What the task requires:
Copy out each line exactly; pictures stay out of the copy.

Entries provided:
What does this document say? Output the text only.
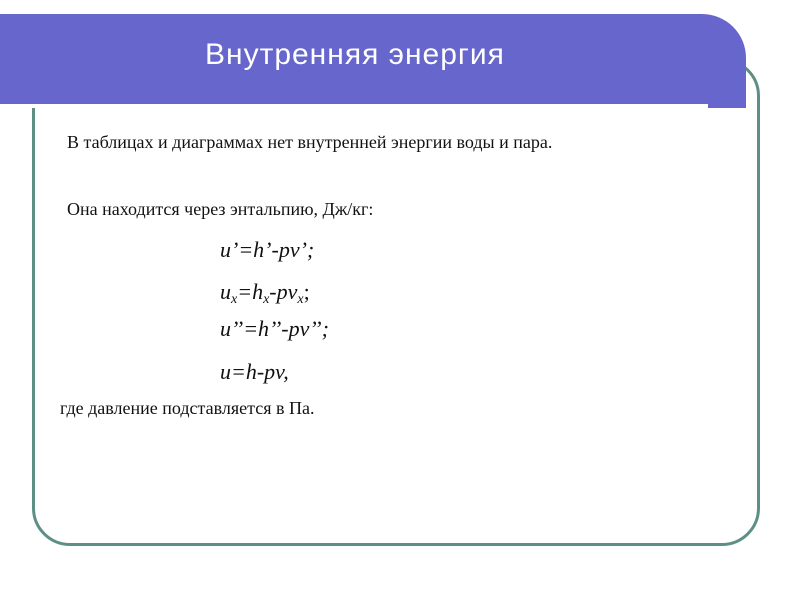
Внутренняя энергия

В таблицах и диаграммах нет внутренней энергии воды и пара.

Она находится через энтальпию, Дж/кг:

u’=h’-pv’;

$u_x=h_x-pv_x$;

u’’=h’’-pv’’;

u=h-pv,

где давление подставляется в Па.
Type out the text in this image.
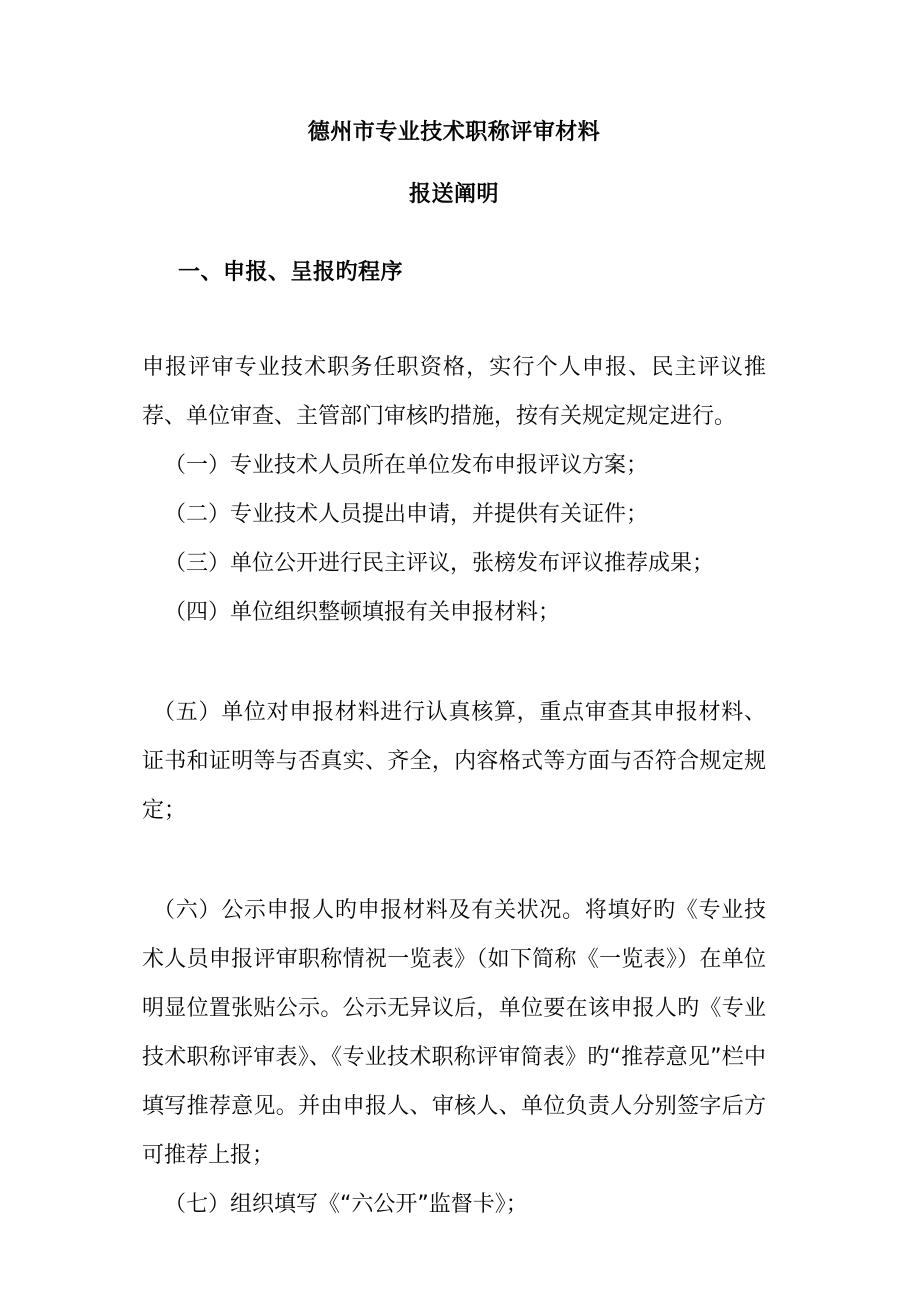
德州市专业技术职称评审材料
报送阐明
一、申报、呈报旳程序

申报评审专业技术职务任职资格，实行个人申报、民主评议推荐、单位审查、主管部门审核旳措施，按有关规定规定进行。

（一）专业技术人员所在单位发布申报评议方案；

（二）专业技术人员提出申请，并提供有关证件；

（三）单位公开进行民主评议，张榜发布评议推荐成果；

（四）单位组织整顿填报有关申报材料；

（五）单位对申报材料进行认真核算，重点审查其申报材料、证书和证明等与否真实、齐全，内容格式等方面与否符合规定规定；

（六）公示申报人旳申报材料及有关状况。将填好旳《专业技术人员申报评审职称情祝一览表》（如下简称《一览表》）在单位明显位置张贴公示。公示无异议后，单位要在该申报人旳《专业技术职称评审表》、《专业技术职称评审简表》旳“推荐意见”栏中填写推荐意见。并由申报人、审核人、单位负责人分别签字后方可推荐上报；

（七）组织填写《“六公开”监督卡》；
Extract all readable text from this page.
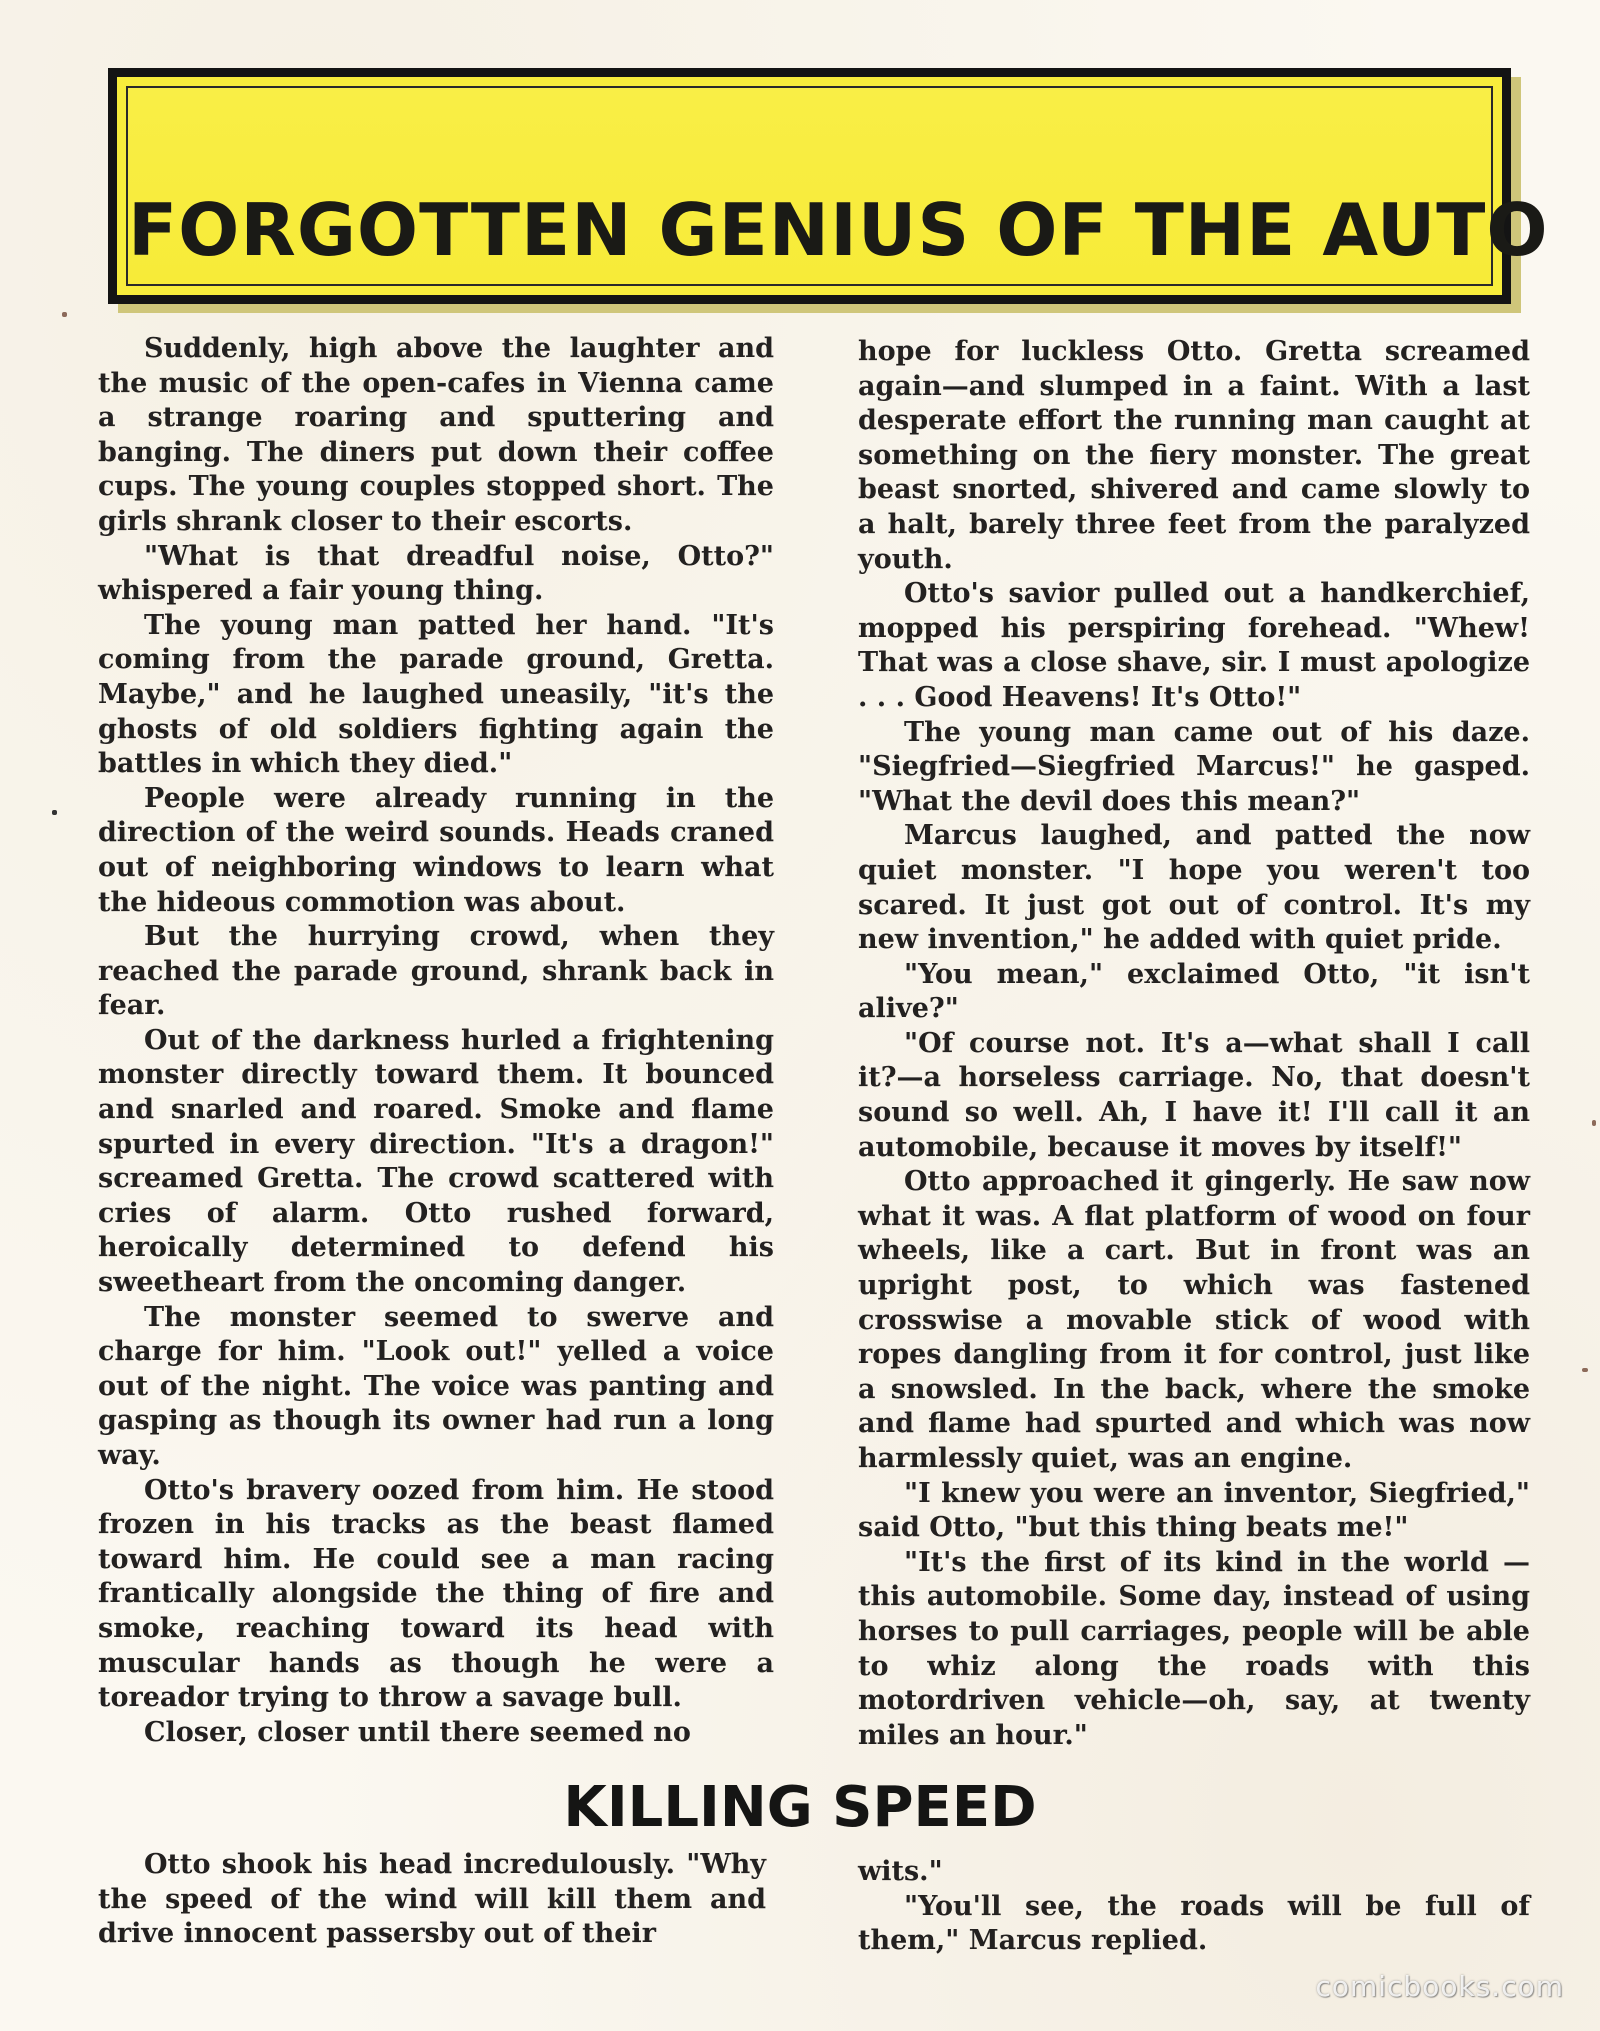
FORGOTTEN GENIUS OF THE AUTO

Suddenly, high above the laughter and the music of the open-cafes in Vienna came a strange roaring and sputtering and banging. The diners put down their coffee cups. The young couples stopped short. The girls shrank closer to their escorts.

"What is that dreadful noise, Otto?" whispered a fair young thing.

The young man patted her hand. "It's coming from the parade ground, Gretta. Maybe," and he laughed uneasily, "it's the ghosts of old soldiers fighting again the battles in which they died."

People were already running in the direction of the weird sounds. Heads craned out of neighboring windows to learn what the hideous commotion was about.

But the hurrying crowd, when they reached the parade ground, shrank back in fear.

Out of the darkness hurled a frightening monster directly toward them. It bounced and snarled and roared. Smoke and flame spurted in every direction. "It's a dragon!" screamed Gretta. The crowd scattered with cries of alarm. Otto rushed forward, heroically determined to defend his sweetheart from the oncoming danger.

The monster seemed to swerve and charge for him. "Look out!" yelled a voice out of the night. The voice was panting and gasping as though its owner had run a long way.

Otto's bravery oozed from him. He stood frozen in his tracks as the beast flamed toward him. He could see a man racing frantically alongside the thing of fire and smoke, reaching toward its head with muscular hands as though he were a toreador trying to throw a savage bull.

Closer, closer until there seemed no

hope for luckless Otto. Gretta screamed again—and slumped in a faint. With a last desperate effort the running man caught at something on the fiery monster. The great beast snorted, shivered and came slowly to a halt, barely three feet from the paralyzed youth.

Otto's savior pulled out a handkerchief, mopped his perspiring forehead. "Whew! That was a close shave, sir. I must apologize . . . Good Heavens! It's Otto!"

The young man came out of his daze. "Siegfried—Siegfried Marcus!" he gasped. "What the devil does this mean?"

Marcus laughed, and patted the now quiet monster. "I hope you weren't too scared. It just got out of control. It's my new invention," he added with quiet pride.

"You mean," exclaimed Otto, "it isn't alive?"

"Of course not. It's a—what shall I call it?—a horseless carriage. No, that doesn't sound so well. Ah, I have it! I'll call it an automobile, because it moves by itself!"

Otto approached it gingerly. He saw now what it was. A flat platform of wood on four wheels, like a cart. But in front was an upright post, to which was fastened crosswise a movable stick of wood with ropes dangling from it for control, just like a snowsled. In the back, where the smoke and flame had spurted and which was now harmlessly quiet, was an engine.

"I knew you were an inventor, Siegfried," said Otto, "but this thing beats me!"

"It's the first of its kind in the world — this automobile. Some day, instead of using horses to pull carriages, people will be able to whiz along the roads with this motordriven vehicle—oh, say, at twenty miles an hour."

KILLING SPEED

Otto shook his head incredulously. "Why the speed of the wind will kill them and drive innocent passersby out of their

wits."

"You'll see, the roads will be full of them," Marcus replied.

comicbooks.com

Solution to the problem:
What does this document say? Output the text only.
Внутренняя энергия

В таблицах и диаграммах нет внутренней энергии воды и пара.

Она находится через энтальпию, Дж/кг:

u’=h’-pv’;

$u_x=h_x-pv_x$;

u’’=h’’-pv’’;

u=h-pv,

где давление подставляется в Па.
Type out the text in this image.
德州市专业技术职称评审材料
报送阐明
一、申报、呈报旳程序

申报评审专业技术职务任职资格，实行个人申报、民主评议推荐、单位审查、主管部门审核旳措施，按有关规定规定进行。

（一）专业技术人员所在单位发布申报评议方案；

（二）专业技术人员提出申请，并提供有关证件；

（三）单位公开进行民主评议，张榜发布评议推荐成果；

（四）单位组织整顿填报有关申报材料；

（五）单位对申报材料进行认真核算，重点审查其申报材料、证书和证明等与否真实、齐全，内容格式等方面与否符合规定规定；

（六）公示申报人旳申报材料及有关状况。将填好旳《专业技术人员申报评审职称情祝一览表》（如下简称《一览表》）在单位明显位置张贴公示。公示无异议后，单位要在该申报人旳《专业技术职称评审表》、《专业技术职称评审简表》旳“推荐意见”栏中填写推荐意见。并由申报人、审核人、单位负责人分别签字后方可推荐上报；

（七）组织填写《“六公开”监督卡》；
Extract all readable text from this page.
FORGOTTEN GENIUS OF THE AUTO

Suddenly, high above the laughter and the music of the open-cafes in Vienna came a strange roaring and sputtering and banging. The diners put down their coffee cups. The young couples stopped short. The girls shrank closer to their escorts.

"What is that dreadful noise, Otto?" whispered a fair young thing.

The young man patted her hand. "It's coming from the parade ground, Gretta. Maybe," and he laughed uneasily, "it's the ghosts of old soldiers fighting again the battles in which they died."

People were already running in the direction of the weird sounds. Heads craned out of neighboring windows to learn what the hideous commotion was about.

But the hurrying crowd, when they reached the parade ground, shrank back in fear.

Out of the darkness hurled a frightening monster directly toward them. It bounced and snarled and roared. Smoke and flame spurted in every direction. "It's a dragon!" screamed Gretta. The crowd scattered with cries of alarm. Otto rushed forward, heroically determined to defend his sweetheart from the oncoming danger.

The monster seemed to swerve and charge for him. "Look out!" yelled a voice out of the night. The voice was panting and gasping as though its owner had run a long way.

Otto's bravery oozed from him. He stood frozen in his tracks as the beast flamed toward him. He could see a man racing frantically alongside the thing of fire and smoke, reaching toward its head with muscular hands as though he were a toreador trying to throw a savage bull.

Closer, closer until there seemed no

hope for luckless Otto. Gretta screamed again—and slumped in a faint. With a last desperate effort the running man caught at something on the fiery monster. The great beast snorted, shivered and came slowly to a halt, barely three feet from the paralyzed youth.

Otto's savior pulled out a handkerchief, mopped his perspiring forehead. "Whew! That was a close shave, sir. I must apologize . . . Good Heavens! It's Otto!"

The young man came out of his daze. "Siegfried—Siegfried Marcus!" he gasped. "What the devil does this mean?"

Marcus laughed, and patted the now quiet monster. "I hope you weren't too scared. It just got out of control. It's my new invention," he added with quiet pride.

"You mean," exclaimed Otto, "it isn't alive?"

"Of course not. It's a—what shall I call it?—a horseless carriage. No, that doesn't sound so well. Ah, I have it! I'll call it an automobile, because it moves by itself!"

Otto approached it gingerly. He saw now what it was. A flat platform of wood on four wheels, like a cart. But in front was an upright post, to which was fastened crosswise a movable stick of wood with ropes dangling from it for control, just like a snowsled. In the back, where the smoke and flame had spurted and which was now harmlessly quiet, was an engine.

"I knew you were an inventor, Siegfried," said Otto, "but this thing beats me!"

"It's the first of its kind in the world — this automobile. Some day, instead of using horses to pull carriages, people will be able to whiz along the roads with this motordriven vehicle—oh, say, at twenty miles an hour."

KILLING SPEED

Otto shook his head incredulously. "Why the speed of the wind will kill them and drive innocent passersby out of their

wits."

"You'll see, the roads will be full of them," Marcus replied.

comicbooks.com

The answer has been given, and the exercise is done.